Data for this task -

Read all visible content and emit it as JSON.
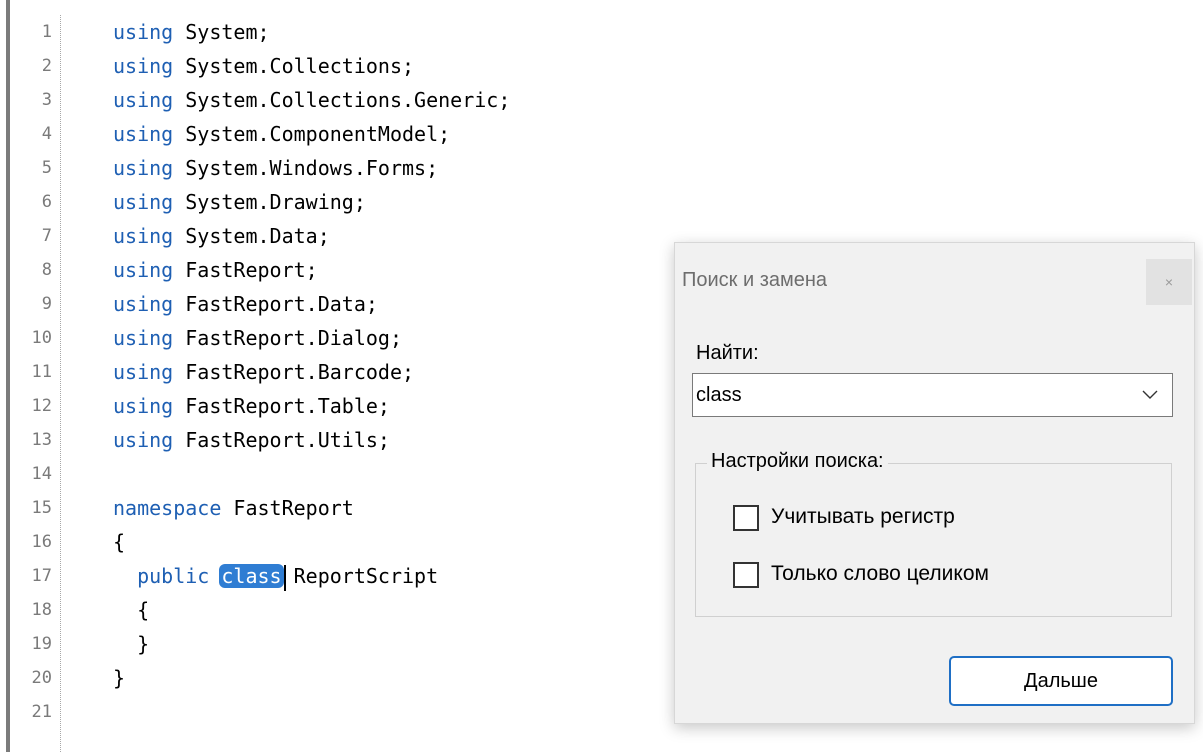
{
  "editor": {
    "line_numbers": [
      "1",
      "2",
      "3",
      "4",
      "5",
      "6",
      "7",
      "8",
      "9",
      "10",
      "11",
      "12",
      "13",
      "14",
      "15",
      "16",
      "17",
      "18",
      "19",
      "20",
      "21"
    ],
    "lines": [
      {
        "kw": "using",
        "rest": " System;"
      },
      {
        "kw": "using",
        "rest": " System.Collections;"
      },
      {
        "kw": "using",
        "rest": " System.Collections.Generic;"
      },
      {
        "kw": "using",
        "rest": " System.ComponentModel;"
      },
      {
        "kw": "using",
        "rest": " System.Windows.Forms;"
      },
      {
        "kw": "using",
        "rest": " System.Drawing;"
      },
      {
        "kw": "using",
        "rest": " System.Data;"
      },
      {
        "kw": "using",
        "rest": " FastReport;"
      },
      {
        "kw": "using",
        "rest": " FastReport.Data;"
      },
      {
        "kw": "using",
        "rest": " FastReport.Dialog;"
      },
      {
        "kw": "using",
        "rest": " FastReport.Barcode;"
      },
      {
        "kw": "using",
        "rest": " FastReport.Table;"
      },
      {
        "kw": "using",
        "rest": " FastReport.Utils;"
      },
      {
        "kw": "",
        "rest": ""
      },
      {
        "kw": "namespace",
        "rest": " FastReport"
      },
      {
        "kw": "",
        "rest": "{"
      },
      {
        "kw": "  public",
        "hl": "class",
        "rest": " ReportScript"
      },
      {
        "kw": "",
        "rest": "  {"
      },
      {
        "kw": "",
        "rest": "  }"
      },
      {
        "kw": "",
        "rest": "}"
      },
      {
        "kw": "",
        "rest": ""
      }
    ]
  },
  "dialog": {
    "title": "Поиск и замена",
    "close_glyph": "×",
    "find_label": "Найти:",
    "find_value": "class",
    "options_title": "Настройки поиска:",
    "match_case_label": "Учитывать регистр",
    "match_case_checked": false,
    "whole_word_label": "Только слово целиком",
    "whole_word_checked": false,
    "next_button": "Дальше"
  },
  "colors": {
    "keyword": "#1e5fb3",
    "highlight": "#2f7dd3",
    "button_border": "#1f6fc5"
  }
}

Exercise directions - Your copy should match the records word for word, with the pictures removed.

Solution to this task -
Read all visible content and emit it as JSON.
{
  "editor": {
    "line_numbers": [
      "1",
      "2",
      "3",
      "4",
      "5",
      "6",
      "7",
      "8",
      "9",
      "10",
      "11",
      "12",
      "13",
      "14",
      "15",
      "16",
      "17",
      "18",
      "19",
      "20",
      "21"
    ],
    "lines": [
      {
        "kw": "using",
        "rest": " System;"
      },
      {
        "kw": "using",
        "rest": " System.Collections;"
      },
      {
        "kw": "using",
        "rest": " System.Collections.Generic;"
      },
      {
        "kw": "using",
        "rest": " System.ComponentModel;"
      },
      {
        "kw": "using",
        "rest": " System.Windows.Forms;"
      },
      {
        "kw": "using",
        "rest": " System.Drawing;"
      },
      {
        "kw": "using",
        "rest": " System.Data;"
      },
      {
        "kw": "using",
        "rest": " FastReport;"
      },
      {
        "kw": "using",
        "rest": " FastReport.Data;"
      },
      {
        "kw": "using",
        "rest": " FastReport.Dialog;"
      },
      {
        "kw": "using",
        "rest": " FastReport.Barcode;"
      },
      {
        "kw": "using",
        "rest": " FastReport.Table;"
      },
      {
        "kw": "using",
        "rest": " FastReport.Utils;"
      },
      {
        "kw": "",
        "rest": ""
      },
      {
        "kw": "namespace",
        "rest": " FastReport"
      },
      {
        "kw": "",
        "rest": "{"
      },
      {
        "kw": "  public",
        "hl": "class",
        "rest": " ReportScript"
      },
      {
        "kw": "",
        "rest": "  {"
      },
      {
        "kw": "",
        "rest": "  }"
      },
      {
        "kw": "",
        "rest": "}"
      },
      {
        "kw": "",
        "rest": ""
      }
    ]
  },
  "dialog": {
    "title": "Поиск и замена",
    "close_glyph": "×",
    "find_label": "Найти:",
    "find_value": "class",
    "options_title": "Настройки поиска:",
    "match_case_label": "Учитывать регистр",
    "match_case_checked": false,
    "whole_word_label": "Только слово целиком",
    "whole_word_checked": false,
    "next_button": "Дальше"
  },
  "colors": {
    "keyword": "#1e5fb3",
    "highlight": "#2f7dd3",
    "button_border": "#1f6fc5"
  }
}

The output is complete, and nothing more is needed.